*PASSAGE PROVIDED*
- Opening Delimiter -

Jim Houser (left) and Michael Merritt (right) of the Texas A&M Forest Service surveying a portion of the Davis Mountains preserve, where they have been working to restore the Ponderosa Pine population.
In the Davis Mountains of far West Texas you will come across vegetation and animals you’d be hard pressed to find anywhere else in the state. Take for instance – the The Rocky Mountain Ponderosa Pine – a soaring tree that’s only found in two other areas in Texas. But in the Davis Mountains over the last decade up to 75 percent of the trees’ population has been lost. Now, scientists and foresters are attempting to save the Ponderosa Pine.
On Nature Conservancy’s Davis Mountains Preserve, foresters Jim Houser and Michael Merritt are starting up their utility vehicles and checking their gear. Today, they’re surveying the preserve’s Ponderosa Pines.
Nature writer Arthur Plotnik once called the Ponderosa a “Clint Eastwood of a tree.” And even foresters tend to wax poetic when talking about it.

- Closing Delimiter -

According to the passage on the Davis Mountains, what share of the Ponderosa Pine population there has been lost over the last decade?

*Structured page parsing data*
- Opening Delimiter -

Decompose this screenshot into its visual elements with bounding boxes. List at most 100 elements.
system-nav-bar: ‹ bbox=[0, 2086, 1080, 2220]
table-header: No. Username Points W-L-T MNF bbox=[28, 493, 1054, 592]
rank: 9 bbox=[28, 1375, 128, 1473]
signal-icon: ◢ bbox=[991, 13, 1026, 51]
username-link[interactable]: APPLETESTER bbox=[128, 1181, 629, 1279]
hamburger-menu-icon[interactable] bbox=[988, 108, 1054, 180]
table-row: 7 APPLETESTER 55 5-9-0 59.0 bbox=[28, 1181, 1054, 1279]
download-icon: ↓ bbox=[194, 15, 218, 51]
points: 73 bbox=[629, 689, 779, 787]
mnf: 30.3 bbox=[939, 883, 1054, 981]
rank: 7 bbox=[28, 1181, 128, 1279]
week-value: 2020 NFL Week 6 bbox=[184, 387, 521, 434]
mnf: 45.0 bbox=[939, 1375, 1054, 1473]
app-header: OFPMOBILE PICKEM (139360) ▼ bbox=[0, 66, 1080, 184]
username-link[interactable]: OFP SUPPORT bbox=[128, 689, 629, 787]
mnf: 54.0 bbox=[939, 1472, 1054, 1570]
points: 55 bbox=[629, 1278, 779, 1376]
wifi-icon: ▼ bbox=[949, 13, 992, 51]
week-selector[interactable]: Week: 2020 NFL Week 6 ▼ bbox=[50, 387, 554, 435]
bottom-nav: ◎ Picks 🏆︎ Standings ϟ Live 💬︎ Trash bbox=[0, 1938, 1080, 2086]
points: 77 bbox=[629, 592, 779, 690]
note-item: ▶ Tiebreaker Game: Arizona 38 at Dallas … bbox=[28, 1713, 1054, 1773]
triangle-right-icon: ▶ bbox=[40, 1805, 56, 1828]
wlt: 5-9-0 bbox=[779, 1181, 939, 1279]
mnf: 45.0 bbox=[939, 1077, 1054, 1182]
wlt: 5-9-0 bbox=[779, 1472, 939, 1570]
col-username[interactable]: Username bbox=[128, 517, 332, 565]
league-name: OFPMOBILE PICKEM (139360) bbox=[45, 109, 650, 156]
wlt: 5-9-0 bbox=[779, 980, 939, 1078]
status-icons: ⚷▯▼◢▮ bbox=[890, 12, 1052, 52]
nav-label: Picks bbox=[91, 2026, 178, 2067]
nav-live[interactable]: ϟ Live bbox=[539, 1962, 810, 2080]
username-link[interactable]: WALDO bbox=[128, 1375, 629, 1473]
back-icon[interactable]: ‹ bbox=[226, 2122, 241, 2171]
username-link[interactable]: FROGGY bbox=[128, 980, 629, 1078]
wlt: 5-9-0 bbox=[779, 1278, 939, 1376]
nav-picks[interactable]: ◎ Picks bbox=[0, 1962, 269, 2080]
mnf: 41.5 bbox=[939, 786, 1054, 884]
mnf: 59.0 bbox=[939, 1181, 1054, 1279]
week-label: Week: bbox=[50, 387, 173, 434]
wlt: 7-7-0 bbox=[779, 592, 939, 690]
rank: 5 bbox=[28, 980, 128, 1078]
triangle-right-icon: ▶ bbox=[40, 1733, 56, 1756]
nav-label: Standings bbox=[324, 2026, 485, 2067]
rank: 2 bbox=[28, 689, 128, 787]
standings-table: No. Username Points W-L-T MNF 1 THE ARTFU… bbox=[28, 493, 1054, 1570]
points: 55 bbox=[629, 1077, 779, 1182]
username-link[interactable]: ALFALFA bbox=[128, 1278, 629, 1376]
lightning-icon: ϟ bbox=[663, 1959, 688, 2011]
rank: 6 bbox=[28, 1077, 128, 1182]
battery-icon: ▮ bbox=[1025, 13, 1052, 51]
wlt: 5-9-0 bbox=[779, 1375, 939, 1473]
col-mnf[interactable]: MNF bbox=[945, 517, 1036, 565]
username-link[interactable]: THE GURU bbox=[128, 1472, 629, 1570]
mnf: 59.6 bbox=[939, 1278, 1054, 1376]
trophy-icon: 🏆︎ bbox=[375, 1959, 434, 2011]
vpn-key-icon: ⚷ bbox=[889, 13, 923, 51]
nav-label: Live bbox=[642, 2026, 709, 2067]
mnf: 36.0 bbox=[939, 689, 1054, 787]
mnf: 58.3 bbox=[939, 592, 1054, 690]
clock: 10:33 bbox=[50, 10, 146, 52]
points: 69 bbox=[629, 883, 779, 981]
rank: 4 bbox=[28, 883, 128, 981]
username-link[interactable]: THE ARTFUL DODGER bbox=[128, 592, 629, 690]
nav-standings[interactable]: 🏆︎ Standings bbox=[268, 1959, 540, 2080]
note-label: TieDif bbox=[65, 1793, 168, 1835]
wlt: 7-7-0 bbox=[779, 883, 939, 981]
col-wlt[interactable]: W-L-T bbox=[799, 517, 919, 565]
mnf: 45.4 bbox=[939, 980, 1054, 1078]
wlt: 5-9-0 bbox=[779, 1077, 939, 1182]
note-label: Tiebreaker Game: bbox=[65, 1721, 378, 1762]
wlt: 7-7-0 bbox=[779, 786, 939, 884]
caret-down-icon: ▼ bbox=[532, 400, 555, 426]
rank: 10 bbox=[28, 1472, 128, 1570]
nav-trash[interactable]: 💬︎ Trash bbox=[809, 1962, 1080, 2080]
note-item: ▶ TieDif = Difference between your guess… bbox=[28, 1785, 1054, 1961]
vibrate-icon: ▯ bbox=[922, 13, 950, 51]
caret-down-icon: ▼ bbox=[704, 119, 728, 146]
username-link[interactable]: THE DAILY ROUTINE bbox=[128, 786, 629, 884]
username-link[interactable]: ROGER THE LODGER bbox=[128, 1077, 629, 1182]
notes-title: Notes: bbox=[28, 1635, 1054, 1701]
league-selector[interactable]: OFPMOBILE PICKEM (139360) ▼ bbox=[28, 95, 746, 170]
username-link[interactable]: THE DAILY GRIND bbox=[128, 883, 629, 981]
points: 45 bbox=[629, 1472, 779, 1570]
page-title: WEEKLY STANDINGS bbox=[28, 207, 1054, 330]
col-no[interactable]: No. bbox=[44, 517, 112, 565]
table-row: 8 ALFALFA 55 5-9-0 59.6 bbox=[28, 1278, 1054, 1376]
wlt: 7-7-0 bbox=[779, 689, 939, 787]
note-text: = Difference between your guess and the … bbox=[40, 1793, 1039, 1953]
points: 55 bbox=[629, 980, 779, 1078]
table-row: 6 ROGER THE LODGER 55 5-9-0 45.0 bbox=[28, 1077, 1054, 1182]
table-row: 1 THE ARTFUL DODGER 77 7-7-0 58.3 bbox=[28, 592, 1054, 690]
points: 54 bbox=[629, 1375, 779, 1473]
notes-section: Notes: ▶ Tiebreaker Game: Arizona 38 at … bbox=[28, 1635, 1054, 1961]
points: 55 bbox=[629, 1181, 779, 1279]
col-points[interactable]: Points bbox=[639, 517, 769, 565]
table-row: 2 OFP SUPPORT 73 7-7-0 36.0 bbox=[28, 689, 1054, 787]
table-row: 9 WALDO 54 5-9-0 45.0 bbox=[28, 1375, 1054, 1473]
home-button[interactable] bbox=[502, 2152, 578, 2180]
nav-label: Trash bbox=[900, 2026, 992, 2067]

- Closing Delimiter -

*ANSWER*
Up to 75 percent of the population has been lost.